• _TO DO_
Gather the lines from the material that contain "Forensic".

====== DATASET RECORDS ======

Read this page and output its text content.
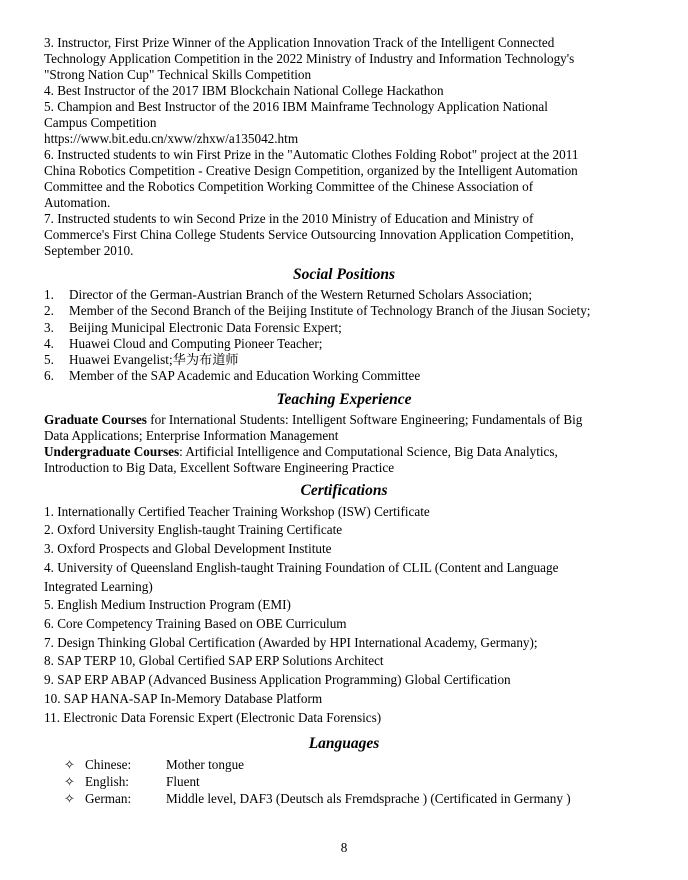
3. Instructor, First Prize Winner of the Application Innovation Track of the Intelligent Connected
Technology Application Competition in the 2022 Ministry of Industry and Information Technology's
"Strong Nation Cup" Technical Skills Competition
4. Best Instructor of the 2017 IBM Blockchain National College Hackathon
5. Champion and Best Instructor of the 2016 IBM Mainframe Technology Application National
Campus Competition
https://www.bit.edu.cn/xww/zhxw/a135042.htm
6. Instructed students to win First Prize in the "Automatic Clothes Folding Robot" project at the 2011
China Robotics Competition - Creative Design Competition, organized by the Intelligent Automation
Committee and the Robotics Competition Working Committee of the Chinese Association of
Automation.
7. Instructed students to win Second Prize in the 2010 Ministry of Education and Ministry of
Commerce's First China College Students Service Outsourcing Innovation Application Competition,
September 2010.
Social Positions
1.	Director of the German-Austrian Branch of the Western Returned Scholars Association;
2.	Member of the Second Branch of the Beijing Institute of Technology Branch of the Jiusan Society;
3.	Beijing Municipal Electronic Data Forensic Expert;
4.	Huawei Cloud and Computing Pioneer Teacher;
5.	Huawei Evangelist;华为布道师
6.	Member of the SAP Academic and Education Working Committee
Teaching Experience
Graduate Courses for International Students: Intelligent Software Engineering; Fundamentals of Big
Data Applications; Enterprise Information Management
Undergraduate Courses: Artificial Intelligence and Computational Science, Big Data Analytics,
Introduction to Big Data, Excellent Software Engineering Practice
Certifications
1. Internationally Certified Teacher Training Workshop (ISW) Certificate
2. Oxford University English-taught Training Certificate
3. Oxford Prospects and Global Development Institute
4. University of Queensland English-taught Training Foundation of CLIL (Content and Language
Integrated Learning)
5. English Medium Instruction Program (EMI)
6. Core Competency Training Based on OBE Curriculum
7. Design Thinking Global Certification (Awarded by HPI International Academy, Germany);
8. SAP TERP 10, Global Certified SAP ERP Solutions Architect
9. SAP ERP ABAP (Advanced Business Application Programming) Global Certification
10. SAP HANA-SAP In-Memory Database Platform
11. Electronic Data Forensic Expert (Electronic Data Forensics)
Languages
✧ Chinese:	Mother tongue
✧ English:	Fluent
✧ German:	Middle level, DAF3 (Deutsch als Fremdsprache ) (Certificated in Germany )
8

======

• _RESPONSE TO THIS EXERCISE_
3.	Beijing Municipal Electronic Data Forensic Expert;
11. Electronic Data Forensic Expert (Electronic Data Forensics)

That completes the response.